Exercise → Exact repetition of every entry is required.

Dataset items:
---*---
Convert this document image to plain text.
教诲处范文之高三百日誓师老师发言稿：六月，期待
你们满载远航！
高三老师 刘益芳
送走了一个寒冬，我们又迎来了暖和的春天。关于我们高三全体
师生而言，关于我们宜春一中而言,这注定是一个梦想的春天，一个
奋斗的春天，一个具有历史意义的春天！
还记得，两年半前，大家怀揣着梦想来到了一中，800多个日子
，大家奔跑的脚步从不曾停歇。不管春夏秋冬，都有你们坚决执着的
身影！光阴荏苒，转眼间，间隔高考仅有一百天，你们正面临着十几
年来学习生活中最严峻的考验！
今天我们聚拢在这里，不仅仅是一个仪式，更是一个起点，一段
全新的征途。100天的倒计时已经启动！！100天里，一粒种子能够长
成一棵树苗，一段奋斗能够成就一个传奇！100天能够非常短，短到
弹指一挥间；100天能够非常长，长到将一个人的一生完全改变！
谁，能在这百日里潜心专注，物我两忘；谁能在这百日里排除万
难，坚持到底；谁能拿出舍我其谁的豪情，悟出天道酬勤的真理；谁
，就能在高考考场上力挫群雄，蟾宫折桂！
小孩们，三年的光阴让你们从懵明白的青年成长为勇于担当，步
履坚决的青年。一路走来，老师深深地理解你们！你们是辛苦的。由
---*---
Completed task →
Convert this document image to plain text.
教诲处范文之高三百日誓师老师发言稿：六月，期待
你们满载远航！
高三老师 刘益芳
送走了一个寒冬，我们又迎来了暖和的春天。关于我们高三全体
师生而言，关于我们宜春一中而言,这注定是一个梦想的春天，一个
奋斗的春天，一个具有历史意义的春天！
还记得，两年半前，大家怀揣着梦想来到了一中，800多个日子
，大家奔跑的脚步从不曾停歇。不管春夏秋冬，都有你们坚决执着的
身影！光阴荏苒，转眼间，间隔高考仅有一百天，你们正面临着十几
年来学习生活中最严峻的考验！
今天我们聚拢在这里，不仅仅是一个仪式，更是一个起点，一段
全新的征途。100天的倒计时已经启动！！100天里，一粒种子能够长
成一棵树苗，一段奋斗能够成就一个传奇！100天能够非常短，短到
弹指一挥间；100天能够非常长，长到将一个人的一生完全改变！
谁，能在这百日里潜心专注，物我两忘；谁能在这百日里排除万
难，坚持到底；谁能拿出舍我其谁的豪情，悟出天道酬勤的真理；谁
，就能在高考考场上力挫群雄，蟾宫折桂！
小孩们，三年的光阴让你们从懵明白的青年成长为勇于担当，步
履坚决的青年。一路走来，老师深深地理解你们！你们是辛苦的。由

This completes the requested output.